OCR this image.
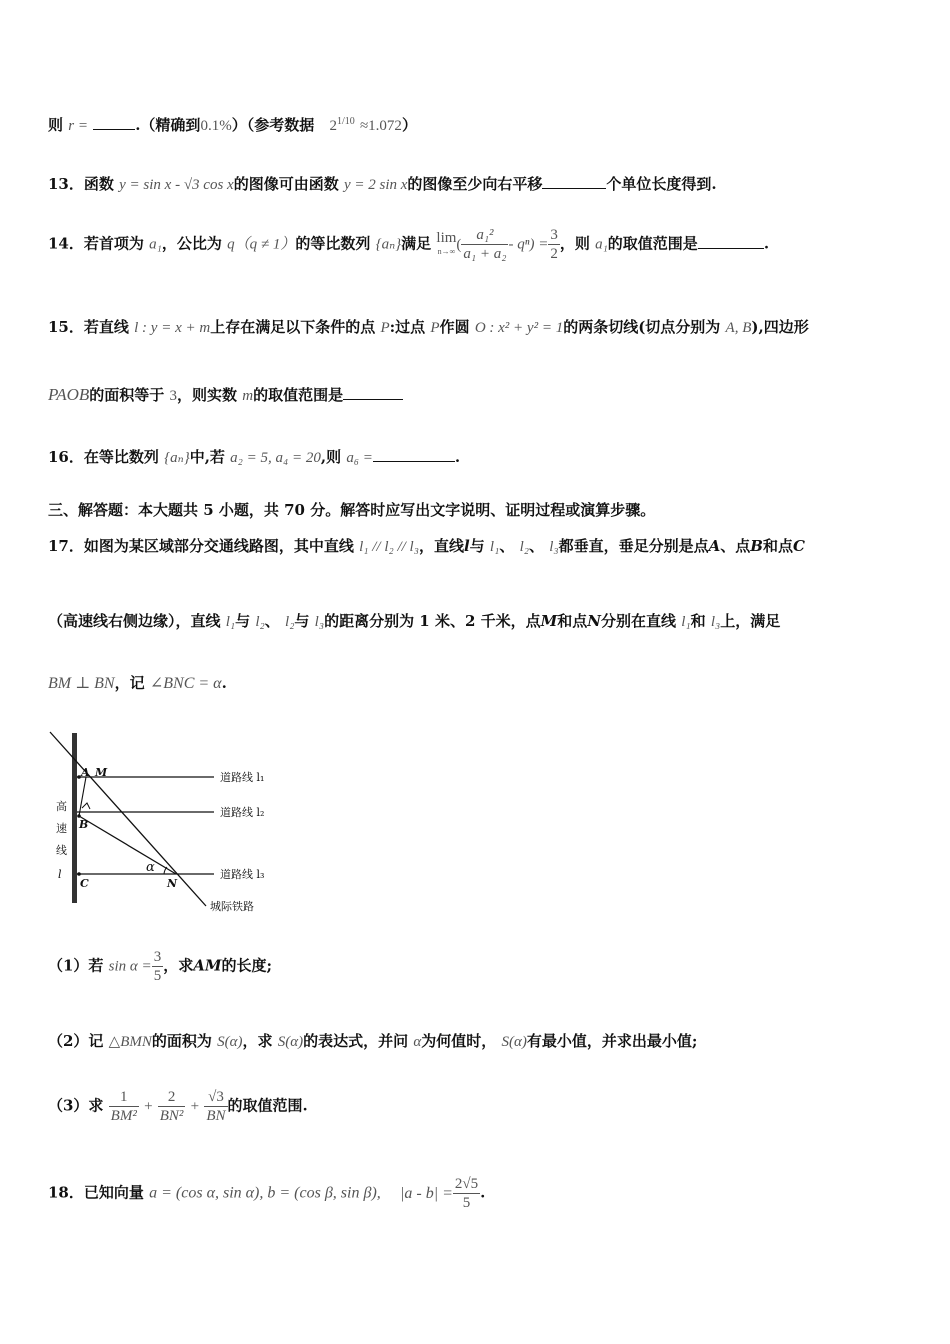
则 r =	.（精确到0.1%）（参考数据 $2^{1/10} \approx 1.072$）
13．函数 y = sin x - √3 cos x的图像可由函数 y = 2 sin x的图像至少向右平移	个单位长度得到.
14．若首项为 a₁，公比为 q（q ≠ 1）的等比数列 {aₙ}满足 lim
$n\to\infty( \frac{\text{a₁²}}{\text{a₁ + a₂}} - q^n) = \frac{3}{2}$ ，则 a₁的取值范围是	.
15．若直线 l : y = x + m上存在满足以下条件的点 P:过点 P作圆 O : x² + y² = 1的两条切线(切点分别为 A, B),四边形
PAOB的面积等于 3，则实数 m的取值范围是
16．在等比数列 {aₙ}中,若 a₂ = 5, a₄ = 20,则 a₆ =	.
三、解答题：本大题共 5 小题，共 70 分。解答时应写出文字说明、证明过程或演算步骤。
17．如图为某区域部分交通线路图，其中直线 l₁ // l₂ // l₃，直线l与 l₁、 l₂、 l₃都垂直，垂足分别是点A、点B和点C
（高速线右侧边缘），直线 l₁与 l₂、 l₂与 l₃的距离分别为 1 米、2 千米，点M和点N分别在直线 l₁和 l₃上，满足
BM ⊥ BN，记 ∠BNC = α.
A M
B
C	N
α
道路线 l₁
道路线 l₂
道路线 l₃
高
速
线
l
城际铁路
（1）若 $\sin \alpha = \frac{3}{5}$ ，求AM的长度;
（2）记 △BMN的面积为 S(α)，求 S(α)的表达式，并问 α为何值时， S(α)有最小值，并求出最小值;
（3）求 $\frac{1}{\text{BM²}} + \frac{2}{\text{BN²}} + \frac{√3}{BN}$ 的取值范围.
18．已知向量 a = (cos α, sin α), b = (cos β, sin β), $|a - b| = \frac{2√5}{5}$ .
------------------------------------
*SHORT PROBLEM:*
Set the pictures aside and transcribe the data above exactly.

*EXERCISE SOLUTION:*
OCR this image.
则 r =	.（精确到0.1%）（参考数据 $2^{1/10} \approx 1.072$）
13．函数 y = sin x - √3 cos x的图像可由函数 y = 2 sin x的图像至少向右平移	个单位长度得到.
14．若首项为 a₁，公比为 q（q ≠ 1）的等比数列 {aₙ}满足 lim
$n\to\infty( \frac{\text{a₁²}}{\text{a₁ + a₂}} - q^n) = \frac{3}{2}$ ，则 a₁的取值范围是	.
15．若直线 l : y = x + m上存在满足以下条件的点 P:过点 P作圆 O : x² + y² = 1的两条切线(切点分别为 A, B),四边形
PAOB的面积等于 3，则实数 m的取值范围是
16．在等比数列 {aₙ}中,若 a₂ = 5, a₄ = 20,则 a₆ =	.
三、解答题：本大题共 5 小题，共 70 分。解答时应写出文字说明、证明过程或演算步骤。
17．如图为某区域部分交通线路图，其中直线 l₁ // l₂ // l₃，直线l与 l₁、 l₂、 l₃都垂直，垂足分别是点A、点B和点C
（高速线右侧边缘），直线 l₁与 l₂、 l₂与 l₃的距离分别为 1 米、2 千米，点M和点N分别在直线 l₁和 l₃上，满足
BM ⊥ BN，记 ∠BNC = α.
A M
B
C	N
α
道路线 l₁
道路线 l₂
道路线 l₃
高
速
线
l
城际铁路
（1）若 $\sin \alpha = \frac{3}{5}$ ，求AM的长度;
（2）记 △BMN的面积为 S(α)，求 S(α)的表达式，并问 α为何值时， S(α)有最小值，并求出最小值;
（3）求 $\frac{1}{\text{BM²}} + \frac{2}{\text{BN²}} + \frac{√3}{BN}$ 的取值范围.
18．已知向量 a = (cos α, sin α), b = (cos β, sin β), $|a - b| = \frac{2√5}{5}$ .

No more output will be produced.